Items listed in a dataset
----------
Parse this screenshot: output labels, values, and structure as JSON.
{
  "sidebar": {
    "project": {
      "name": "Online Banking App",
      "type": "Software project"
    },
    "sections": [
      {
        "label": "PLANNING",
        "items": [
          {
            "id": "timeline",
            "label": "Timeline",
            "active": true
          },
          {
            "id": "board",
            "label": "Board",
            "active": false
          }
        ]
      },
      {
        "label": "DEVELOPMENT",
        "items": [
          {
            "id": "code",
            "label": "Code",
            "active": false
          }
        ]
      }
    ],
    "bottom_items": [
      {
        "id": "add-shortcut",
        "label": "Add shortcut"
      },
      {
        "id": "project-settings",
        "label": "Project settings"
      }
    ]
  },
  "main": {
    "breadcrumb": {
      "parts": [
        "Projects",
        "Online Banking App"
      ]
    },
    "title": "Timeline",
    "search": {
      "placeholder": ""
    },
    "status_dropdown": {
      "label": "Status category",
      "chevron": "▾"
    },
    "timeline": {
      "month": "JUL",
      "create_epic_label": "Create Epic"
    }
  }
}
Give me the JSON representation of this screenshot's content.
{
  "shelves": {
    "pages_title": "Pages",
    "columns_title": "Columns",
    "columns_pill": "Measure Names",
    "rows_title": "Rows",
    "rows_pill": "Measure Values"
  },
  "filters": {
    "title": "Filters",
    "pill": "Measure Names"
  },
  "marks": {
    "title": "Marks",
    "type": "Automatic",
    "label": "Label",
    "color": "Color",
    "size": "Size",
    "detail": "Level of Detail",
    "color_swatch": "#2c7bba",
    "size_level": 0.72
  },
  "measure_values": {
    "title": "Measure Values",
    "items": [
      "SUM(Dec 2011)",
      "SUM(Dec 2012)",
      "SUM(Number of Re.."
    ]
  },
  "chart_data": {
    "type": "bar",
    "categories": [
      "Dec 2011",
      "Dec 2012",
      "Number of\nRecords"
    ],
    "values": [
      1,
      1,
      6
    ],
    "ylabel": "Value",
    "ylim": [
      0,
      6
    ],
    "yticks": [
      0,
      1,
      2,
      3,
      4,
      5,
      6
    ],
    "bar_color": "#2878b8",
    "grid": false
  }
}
----------
**Goal of the exercise**
Which lines hold the word "Banking"? Copy each of them from the records.

**Result for this exercise**
      "name": "Online Banking App",
        "Online Banking App"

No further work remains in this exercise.